> [WHAT IS BEING ASKED] Reproduce the entries below character for character, beginning at their first line and stopping after the line that contains "359, 382, 375]".

> [RECORDS TO PROCESS]
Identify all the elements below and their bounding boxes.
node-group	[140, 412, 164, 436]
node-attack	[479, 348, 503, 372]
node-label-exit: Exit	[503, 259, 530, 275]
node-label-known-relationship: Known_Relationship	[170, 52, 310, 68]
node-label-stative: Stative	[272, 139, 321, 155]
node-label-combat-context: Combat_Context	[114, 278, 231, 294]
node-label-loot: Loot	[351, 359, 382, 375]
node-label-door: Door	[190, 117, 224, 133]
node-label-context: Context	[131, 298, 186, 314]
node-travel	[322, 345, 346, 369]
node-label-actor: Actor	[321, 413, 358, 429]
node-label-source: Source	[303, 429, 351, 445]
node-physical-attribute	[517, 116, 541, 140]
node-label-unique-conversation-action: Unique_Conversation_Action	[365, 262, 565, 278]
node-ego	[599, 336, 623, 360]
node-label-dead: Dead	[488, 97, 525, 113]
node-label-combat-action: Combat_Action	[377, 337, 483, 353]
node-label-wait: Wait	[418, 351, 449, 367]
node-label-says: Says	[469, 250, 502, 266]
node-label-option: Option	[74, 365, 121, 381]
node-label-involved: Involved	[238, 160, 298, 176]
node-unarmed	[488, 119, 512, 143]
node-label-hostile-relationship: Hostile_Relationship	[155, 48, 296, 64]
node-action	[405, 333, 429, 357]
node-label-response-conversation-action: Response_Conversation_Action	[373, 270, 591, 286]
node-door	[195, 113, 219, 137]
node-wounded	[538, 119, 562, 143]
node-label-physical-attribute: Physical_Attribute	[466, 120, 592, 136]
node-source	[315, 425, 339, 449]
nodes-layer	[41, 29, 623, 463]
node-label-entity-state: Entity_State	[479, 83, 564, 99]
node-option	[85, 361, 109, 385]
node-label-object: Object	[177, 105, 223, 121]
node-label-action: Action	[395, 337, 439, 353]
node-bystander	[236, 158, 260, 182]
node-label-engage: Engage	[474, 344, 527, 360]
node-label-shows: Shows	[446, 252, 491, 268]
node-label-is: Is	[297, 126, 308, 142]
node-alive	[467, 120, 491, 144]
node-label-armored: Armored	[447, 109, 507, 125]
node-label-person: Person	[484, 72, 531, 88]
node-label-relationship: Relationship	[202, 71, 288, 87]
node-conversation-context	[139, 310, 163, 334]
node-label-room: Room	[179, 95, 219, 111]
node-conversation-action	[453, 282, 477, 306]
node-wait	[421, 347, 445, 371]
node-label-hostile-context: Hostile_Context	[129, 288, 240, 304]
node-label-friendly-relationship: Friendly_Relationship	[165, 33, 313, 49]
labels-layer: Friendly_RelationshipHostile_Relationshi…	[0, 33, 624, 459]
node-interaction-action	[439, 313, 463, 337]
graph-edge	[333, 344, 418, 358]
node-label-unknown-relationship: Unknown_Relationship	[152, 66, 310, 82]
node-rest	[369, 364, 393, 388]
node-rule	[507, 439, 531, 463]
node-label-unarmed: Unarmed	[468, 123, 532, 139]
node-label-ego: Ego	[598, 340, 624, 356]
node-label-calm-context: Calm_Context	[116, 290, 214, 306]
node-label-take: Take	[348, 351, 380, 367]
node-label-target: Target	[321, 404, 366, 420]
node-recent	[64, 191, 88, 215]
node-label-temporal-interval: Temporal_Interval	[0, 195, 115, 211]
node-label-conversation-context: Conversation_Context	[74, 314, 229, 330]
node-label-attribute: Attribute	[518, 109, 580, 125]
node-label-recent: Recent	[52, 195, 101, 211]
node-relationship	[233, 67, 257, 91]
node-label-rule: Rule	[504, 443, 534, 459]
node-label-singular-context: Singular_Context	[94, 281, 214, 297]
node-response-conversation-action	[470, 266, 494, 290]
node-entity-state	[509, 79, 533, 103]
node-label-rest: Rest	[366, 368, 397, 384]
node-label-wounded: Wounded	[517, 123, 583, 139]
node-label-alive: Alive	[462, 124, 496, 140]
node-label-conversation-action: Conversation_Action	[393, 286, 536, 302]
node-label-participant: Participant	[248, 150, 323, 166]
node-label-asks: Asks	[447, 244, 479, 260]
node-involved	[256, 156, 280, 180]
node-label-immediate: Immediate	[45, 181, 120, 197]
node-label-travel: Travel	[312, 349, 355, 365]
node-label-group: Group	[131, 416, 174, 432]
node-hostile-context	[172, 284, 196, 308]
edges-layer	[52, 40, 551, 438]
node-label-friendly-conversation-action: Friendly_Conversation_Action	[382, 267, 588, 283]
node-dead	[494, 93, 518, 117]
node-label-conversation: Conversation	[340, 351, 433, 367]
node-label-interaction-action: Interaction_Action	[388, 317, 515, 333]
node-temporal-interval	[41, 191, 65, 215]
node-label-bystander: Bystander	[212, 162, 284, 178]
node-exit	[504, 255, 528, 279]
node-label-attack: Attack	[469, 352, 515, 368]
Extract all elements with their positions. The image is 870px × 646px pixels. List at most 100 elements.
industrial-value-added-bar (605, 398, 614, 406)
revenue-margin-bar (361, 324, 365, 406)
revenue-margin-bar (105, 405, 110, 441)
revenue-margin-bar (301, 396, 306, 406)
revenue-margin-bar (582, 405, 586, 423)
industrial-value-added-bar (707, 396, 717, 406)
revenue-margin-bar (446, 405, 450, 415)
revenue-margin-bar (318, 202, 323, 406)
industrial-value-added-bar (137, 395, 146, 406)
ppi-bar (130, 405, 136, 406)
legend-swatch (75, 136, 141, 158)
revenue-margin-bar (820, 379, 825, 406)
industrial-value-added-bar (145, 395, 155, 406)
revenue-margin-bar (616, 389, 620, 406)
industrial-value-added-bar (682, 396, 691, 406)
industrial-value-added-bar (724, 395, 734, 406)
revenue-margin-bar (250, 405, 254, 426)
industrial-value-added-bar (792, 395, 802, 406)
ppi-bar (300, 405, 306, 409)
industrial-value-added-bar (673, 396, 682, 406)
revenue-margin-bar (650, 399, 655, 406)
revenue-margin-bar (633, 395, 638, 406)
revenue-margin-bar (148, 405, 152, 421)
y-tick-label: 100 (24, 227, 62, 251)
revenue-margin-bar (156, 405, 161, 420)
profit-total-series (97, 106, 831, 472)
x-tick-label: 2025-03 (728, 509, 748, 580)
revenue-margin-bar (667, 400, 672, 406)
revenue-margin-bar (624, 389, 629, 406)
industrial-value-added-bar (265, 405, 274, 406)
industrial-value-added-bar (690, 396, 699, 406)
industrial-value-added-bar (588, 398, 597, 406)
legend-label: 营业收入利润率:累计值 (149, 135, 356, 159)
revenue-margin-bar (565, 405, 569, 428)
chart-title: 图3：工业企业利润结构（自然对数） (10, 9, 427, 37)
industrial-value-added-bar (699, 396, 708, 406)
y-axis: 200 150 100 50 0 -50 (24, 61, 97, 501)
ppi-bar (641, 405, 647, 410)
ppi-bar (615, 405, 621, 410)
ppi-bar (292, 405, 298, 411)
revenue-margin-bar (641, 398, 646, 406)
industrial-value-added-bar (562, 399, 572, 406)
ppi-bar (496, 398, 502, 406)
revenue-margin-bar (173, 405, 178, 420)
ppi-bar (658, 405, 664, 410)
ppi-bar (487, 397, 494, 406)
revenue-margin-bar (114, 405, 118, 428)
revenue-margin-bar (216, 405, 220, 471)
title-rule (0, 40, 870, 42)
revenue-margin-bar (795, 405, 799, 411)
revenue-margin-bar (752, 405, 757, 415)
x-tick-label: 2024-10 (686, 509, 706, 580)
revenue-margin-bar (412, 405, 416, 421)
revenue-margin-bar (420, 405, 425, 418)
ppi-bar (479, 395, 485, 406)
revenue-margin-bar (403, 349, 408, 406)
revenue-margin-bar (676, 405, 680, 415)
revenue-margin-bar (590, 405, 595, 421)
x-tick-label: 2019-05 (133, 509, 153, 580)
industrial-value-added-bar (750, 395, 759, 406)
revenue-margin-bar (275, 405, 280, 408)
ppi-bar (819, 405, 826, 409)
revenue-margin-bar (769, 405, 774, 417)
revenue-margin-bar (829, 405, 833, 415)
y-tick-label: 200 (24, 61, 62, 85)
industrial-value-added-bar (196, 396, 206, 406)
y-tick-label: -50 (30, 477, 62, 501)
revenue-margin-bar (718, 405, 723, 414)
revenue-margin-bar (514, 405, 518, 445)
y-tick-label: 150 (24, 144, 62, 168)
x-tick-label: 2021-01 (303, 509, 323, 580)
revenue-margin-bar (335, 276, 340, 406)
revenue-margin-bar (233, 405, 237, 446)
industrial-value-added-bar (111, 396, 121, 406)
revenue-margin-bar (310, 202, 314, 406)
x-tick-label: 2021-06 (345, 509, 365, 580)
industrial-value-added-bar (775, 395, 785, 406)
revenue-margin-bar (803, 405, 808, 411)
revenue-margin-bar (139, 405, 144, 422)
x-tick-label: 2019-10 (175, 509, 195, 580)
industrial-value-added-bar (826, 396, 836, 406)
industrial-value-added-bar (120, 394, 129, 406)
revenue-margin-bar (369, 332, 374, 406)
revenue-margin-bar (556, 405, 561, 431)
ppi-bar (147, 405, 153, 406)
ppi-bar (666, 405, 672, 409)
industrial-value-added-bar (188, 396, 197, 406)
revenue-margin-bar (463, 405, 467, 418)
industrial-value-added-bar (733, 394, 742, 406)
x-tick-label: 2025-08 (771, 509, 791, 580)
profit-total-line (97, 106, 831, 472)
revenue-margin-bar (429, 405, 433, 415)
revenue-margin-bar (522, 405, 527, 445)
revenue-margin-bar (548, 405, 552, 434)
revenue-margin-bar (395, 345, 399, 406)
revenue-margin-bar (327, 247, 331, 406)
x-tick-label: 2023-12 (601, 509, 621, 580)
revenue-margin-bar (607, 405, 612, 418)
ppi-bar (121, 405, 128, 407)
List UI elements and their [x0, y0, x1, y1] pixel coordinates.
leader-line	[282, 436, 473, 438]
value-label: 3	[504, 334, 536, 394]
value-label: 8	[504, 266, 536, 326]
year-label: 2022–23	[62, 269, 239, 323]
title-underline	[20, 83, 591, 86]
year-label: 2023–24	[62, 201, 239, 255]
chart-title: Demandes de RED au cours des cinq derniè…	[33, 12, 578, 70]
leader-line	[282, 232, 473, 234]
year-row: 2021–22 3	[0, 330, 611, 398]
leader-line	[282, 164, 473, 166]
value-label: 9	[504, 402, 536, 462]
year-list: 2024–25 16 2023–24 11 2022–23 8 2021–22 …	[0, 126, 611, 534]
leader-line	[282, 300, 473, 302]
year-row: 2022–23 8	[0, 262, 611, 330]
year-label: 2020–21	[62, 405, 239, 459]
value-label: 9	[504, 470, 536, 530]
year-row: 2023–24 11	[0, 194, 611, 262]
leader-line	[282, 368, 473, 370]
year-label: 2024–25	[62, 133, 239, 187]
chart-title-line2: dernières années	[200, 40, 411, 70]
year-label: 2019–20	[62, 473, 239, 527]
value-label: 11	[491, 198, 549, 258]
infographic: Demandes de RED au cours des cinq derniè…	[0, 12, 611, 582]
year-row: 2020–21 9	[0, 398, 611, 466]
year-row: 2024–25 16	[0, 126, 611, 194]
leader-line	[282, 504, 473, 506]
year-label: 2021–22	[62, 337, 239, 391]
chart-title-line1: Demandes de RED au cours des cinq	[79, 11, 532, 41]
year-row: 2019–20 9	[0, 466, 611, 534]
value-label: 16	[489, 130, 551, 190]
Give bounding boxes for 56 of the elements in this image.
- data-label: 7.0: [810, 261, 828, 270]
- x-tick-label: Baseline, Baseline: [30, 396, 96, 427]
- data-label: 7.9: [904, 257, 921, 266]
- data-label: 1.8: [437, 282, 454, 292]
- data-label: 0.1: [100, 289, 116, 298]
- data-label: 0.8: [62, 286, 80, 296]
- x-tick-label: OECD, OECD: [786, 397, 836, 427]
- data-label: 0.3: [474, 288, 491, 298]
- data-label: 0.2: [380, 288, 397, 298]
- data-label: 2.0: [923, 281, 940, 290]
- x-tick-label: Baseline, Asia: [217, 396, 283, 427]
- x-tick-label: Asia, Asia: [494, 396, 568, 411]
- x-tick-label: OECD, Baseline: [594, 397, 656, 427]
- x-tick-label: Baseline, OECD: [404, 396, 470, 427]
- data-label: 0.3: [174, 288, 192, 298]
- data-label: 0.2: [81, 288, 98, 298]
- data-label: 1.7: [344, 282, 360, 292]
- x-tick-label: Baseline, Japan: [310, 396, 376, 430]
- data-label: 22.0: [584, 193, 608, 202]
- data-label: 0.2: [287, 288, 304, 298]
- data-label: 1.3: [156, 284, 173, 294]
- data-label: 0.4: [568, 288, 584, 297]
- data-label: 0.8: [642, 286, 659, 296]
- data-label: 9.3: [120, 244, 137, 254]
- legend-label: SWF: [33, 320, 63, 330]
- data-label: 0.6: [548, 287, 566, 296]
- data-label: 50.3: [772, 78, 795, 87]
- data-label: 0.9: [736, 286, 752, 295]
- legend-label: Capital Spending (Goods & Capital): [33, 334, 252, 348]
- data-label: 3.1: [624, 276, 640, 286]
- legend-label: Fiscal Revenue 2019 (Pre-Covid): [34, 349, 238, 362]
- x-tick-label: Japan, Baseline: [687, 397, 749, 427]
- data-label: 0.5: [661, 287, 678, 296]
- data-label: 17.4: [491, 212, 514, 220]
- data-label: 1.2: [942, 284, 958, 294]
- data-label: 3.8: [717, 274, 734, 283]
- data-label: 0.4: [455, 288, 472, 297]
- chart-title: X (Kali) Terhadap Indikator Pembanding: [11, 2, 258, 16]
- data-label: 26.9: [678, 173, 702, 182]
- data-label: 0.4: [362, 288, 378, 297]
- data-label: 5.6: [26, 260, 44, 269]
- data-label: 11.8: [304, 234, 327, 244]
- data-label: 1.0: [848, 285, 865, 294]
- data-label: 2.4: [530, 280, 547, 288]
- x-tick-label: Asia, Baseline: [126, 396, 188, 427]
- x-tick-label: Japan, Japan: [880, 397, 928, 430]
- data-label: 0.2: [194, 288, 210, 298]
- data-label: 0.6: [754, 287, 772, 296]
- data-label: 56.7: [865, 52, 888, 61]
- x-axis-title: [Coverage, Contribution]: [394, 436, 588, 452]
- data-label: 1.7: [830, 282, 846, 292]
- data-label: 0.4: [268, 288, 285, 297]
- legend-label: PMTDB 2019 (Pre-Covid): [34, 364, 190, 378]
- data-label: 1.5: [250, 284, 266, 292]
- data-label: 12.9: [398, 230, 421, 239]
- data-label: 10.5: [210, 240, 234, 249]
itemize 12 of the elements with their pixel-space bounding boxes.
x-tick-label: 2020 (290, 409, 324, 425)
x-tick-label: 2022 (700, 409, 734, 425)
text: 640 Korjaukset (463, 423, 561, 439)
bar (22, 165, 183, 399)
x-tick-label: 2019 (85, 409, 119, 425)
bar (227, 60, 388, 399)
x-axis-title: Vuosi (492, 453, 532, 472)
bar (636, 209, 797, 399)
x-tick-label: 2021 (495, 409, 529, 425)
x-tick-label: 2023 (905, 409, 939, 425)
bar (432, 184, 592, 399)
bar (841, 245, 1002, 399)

> [FULL SOLUTION]
Identify all the elements below and their bounding boxes.
node-group	[140, 412, 164, 436]
node-attack	[479, 348, 503, 372]
node-label-exit: Exit	[503, 259, 530, 275]
node-label-known-relationship: Known_Relationship	[170, 52, 310, 68]
node-label-stative: Stative	[272, 139, 321, 155]
node-label-combat-context: Combat_Context	[114, 278, 231, 294]
node-label-loot: Loot	[351, 359, 382, 375]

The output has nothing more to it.